━━ Records provided

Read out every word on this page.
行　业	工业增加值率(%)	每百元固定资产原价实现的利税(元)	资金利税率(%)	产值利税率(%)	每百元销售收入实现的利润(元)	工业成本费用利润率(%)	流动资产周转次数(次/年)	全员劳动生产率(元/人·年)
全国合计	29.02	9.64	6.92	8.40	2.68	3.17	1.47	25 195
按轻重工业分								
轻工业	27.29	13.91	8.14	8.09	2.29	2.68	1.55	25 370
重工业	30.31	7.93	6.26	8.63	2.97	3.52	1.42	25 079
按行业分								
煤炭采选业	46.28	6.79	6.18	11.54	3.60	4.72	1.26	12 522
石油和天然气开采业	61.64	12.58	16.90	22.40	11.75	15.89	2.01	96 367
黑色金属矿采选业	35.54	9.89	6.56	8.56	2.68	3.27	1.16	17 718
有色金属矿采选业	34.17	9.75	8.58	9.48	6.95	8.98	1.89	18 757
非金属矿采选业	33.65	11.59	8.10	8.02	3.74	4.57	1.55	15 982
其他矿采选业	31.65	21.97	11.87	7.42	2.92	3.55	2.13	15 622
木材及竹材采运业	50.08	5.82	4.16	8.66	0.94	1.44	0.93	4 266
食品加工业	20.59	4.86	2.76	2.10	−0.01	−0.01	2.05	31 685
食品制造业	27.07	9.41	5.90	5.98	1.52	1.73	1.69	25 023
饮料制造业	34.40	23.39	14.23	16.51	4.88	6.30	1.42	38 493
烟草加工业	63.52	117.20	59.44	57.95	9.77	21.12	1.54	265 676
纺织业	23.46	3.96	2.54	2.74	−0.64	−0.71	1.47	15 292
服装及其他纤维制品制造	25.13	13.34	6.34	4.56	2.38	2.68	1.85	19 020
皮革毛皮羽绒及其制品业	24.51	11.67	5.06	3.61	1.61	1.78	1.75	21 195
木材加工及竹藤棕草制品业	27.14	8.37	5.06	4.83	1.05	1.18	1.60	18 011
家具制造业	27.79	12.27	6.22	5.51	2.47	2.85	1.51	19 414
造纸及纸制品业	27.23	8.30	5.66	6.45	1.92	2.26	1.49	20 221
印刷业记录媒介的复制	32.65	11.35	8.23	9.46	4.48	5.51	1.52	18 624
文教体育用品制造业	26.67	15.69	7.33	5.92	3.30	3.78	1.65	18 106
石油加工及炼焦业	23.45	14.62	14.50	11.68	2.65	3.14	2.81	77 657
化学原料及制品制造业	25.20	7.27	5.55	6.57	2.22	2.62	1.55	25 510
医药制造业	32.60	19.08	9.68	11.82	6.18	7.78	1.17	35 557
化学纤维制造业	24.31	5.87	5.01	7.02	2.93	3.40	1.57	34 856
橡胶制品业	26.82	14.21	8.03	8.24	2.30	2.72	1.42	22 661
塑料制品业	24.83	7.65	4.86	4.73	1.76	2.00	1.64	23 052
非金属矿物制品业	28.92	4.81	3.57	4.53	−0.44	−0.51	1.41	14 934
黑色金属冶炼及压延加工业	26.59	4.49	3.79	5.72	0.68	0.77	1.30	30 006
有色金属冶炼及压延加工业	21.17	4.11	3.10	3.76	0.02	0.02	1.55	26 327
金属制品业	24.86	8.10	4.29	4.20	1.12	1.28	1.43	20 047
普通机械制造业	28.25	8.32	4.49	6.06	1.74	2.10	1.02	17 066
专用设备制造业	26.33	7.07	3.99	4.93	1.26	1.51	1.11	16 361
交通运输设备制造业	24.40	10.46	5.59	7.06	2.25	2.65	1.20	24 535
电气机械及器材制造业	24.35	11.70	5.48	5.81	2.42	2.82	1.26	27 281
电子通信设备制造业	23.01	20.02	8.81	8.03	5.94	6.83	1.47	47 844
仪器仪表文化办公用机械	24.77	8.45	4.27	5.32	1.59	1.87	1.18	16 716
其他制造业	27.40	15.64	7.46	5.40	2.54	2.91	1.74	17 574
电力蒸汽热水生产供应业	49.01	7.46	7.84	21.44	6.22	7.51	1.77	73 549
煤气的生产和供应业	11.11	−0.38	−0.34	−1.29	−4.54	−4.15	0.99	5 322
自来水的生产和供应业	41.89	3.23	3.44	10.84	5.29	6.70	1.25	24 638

━━━━

**Exercise goal**. Emit the full listing verbatim.

**Written answer**.
Read out every word on this page.
行　业	工业增加值率(%)	每百元固定资产原价实现的利税(元)	资金利税率(%)	产值利税率(%)	每百元销售收入实现的利润(元)	工业成本费用利润率(%)	流动资产周转次数(次/年)	全员劳动生产率(元/人·年)
全国合计	29.02	9.64	6.92	8.40	2.68	3.17	1.47	25 195
按轻重工业分								
轻工业	27.29	13.91	8.14	8.09	2.29	2.68	1.55	25 370
重工业	30.31	7.93	6.26	8.63	2.97	3.52	1.42	25 079
按行业分								
煤炭采选业	46.28	6.79	6.18	11.54	3.60	4.72	1.26	12 522
石油和天然气开采业	61.64	12.58	16.90	22.40	11.75	15.89	2.01	96 367
黑色金属矿采选业	35.54	9.89	6.56	8.56	2.68	3.27	1.16	17 718
有色金属矿采选业	34.17	9.75	8.58	9.48	6.95	8.98	1.89	18 757
非金属矿采选业	33.65	11.59	8.10	8.02	3.74	4.57	1.55	15 982
其他矿采选业	31.65	21.97	11.87	7.42	2.92	3.55	2.13	15 622
木材及竹材采运业	50.08	5.82	4.16	8.66	0.94	1.44	0.93	4 266
食品加工业	20.59	4.86	2.76	2.10	−0.01	−0.01	2.05	31 685
食品制造业	27.07	9.41	5.90	5.98	1.52	1.73	1.69	25 023
饮料制造业	34.40	23.39	14.23	16.51	4.88	6.30	1.42	38 493
烟草加工业	63.52	117.20	59.44	57.95	9.77	21.12	1.54	265 676
纺织业	23.46	3.96	2.54	2.74	−0.64	−0.71	1.47	15 292
服装及其他纤维制品制造	25.13	13.34	6.34	4.56	2.38	2.68	1.85	19 020
皮革毛皮羽绒及其制品业	24.51	11.67	5.06	3.61	1.61	1.78	1.75	21 195
木材加工及竹藤棕草制品业	27.14	8.37	5.06	4.83	1.05	1.18	1.60	18 011
家具制造业	27.79	12.27	6.22	5.51	2.47	2.85	1.51	19 414
造纸及纸制品业	27.23	8.30	5.66	6.45	1.92	2.26	1.49	20 221
印刷业记录媒介的复制	32.65	11.35	8.23	9.46	4.48	5.51	1.52	18 624
文教体育用品制造业	26.67	15.69	7.33	5.92	3.30	3.78	1.65	18 106
石油加工及炼焦业	23.45	14.62	14.50	11.68	2.65	3.14	2.81	77 657
化学原料及制品制造业	25.20	7.27	5.55	6.57	2.22	2.62	1.55	25 510
医药制造业	32.60	19.08	9.68	11.82	6.18	7.78	1.17	35 557
化学纤维制造业	24.31	5.87	5.01	7.02	2.93	3.40	1.57	34 856
橡胶制品业	26.82	14.21	8.03	8.24	2.30	2.72	1.42	22 661
塑料制品业	24.83	7.65	4.86	4.73	1.76	2.00	1.64	23 052
非金属矿物制品业	28.92	4.81	3.57	4.53	−0.44	−0.51	1.41	14 934
黑色金属冶炼及压延加工业	26.59	4.49	3.79	5.72	0.68	0.77	1.30	30 006
有色金属冶炼及压延加工业	21.17	4.11	3.10	3.76	0.02	0.02	1.55	26 327
金属制品业	24.86	8.10	4.29	4.20	1.12	1.28	1.43	20 047
普通机械制造业	28.25	8.32	4.49	6.06	1.74	2.10	1.02	17 066
专用设备制造业	26.33	7.07	3.99	4.93	1.26	1.51	1.11	16 361
交通运输设备制造业	24.40	10.46	5.59	7.06	2.25	2.65	1.20	24 535
电气机械及器材制造业	24.35	11.70	5.48	5.81	2.42	2.82	1.26	27 281
电子通信设备制造业	23.01	20.02	8.81	8.03	5.94	6.83	1.47	47 844
仪器仪表文化办公用机械	24.77	8.45	4.27	5.32	1.59	1.87	1.18	16 716
其他制造业	27.40	15.64	7.46	5.40	2.54	2.91	1.74	17 574
电力蒸汽热水生产供应业	49.01	7.46	7.84	21.44	6.22	7.51	1.77	73 549
煤气的生产和供应业	11.11	−0.38	−0.34	−1.29	−4.54	−4.15	0.99	5 322
自来水的生产和供应业	41.89	3.23	3.44	10.84	5.29	6.70	1.25	24 638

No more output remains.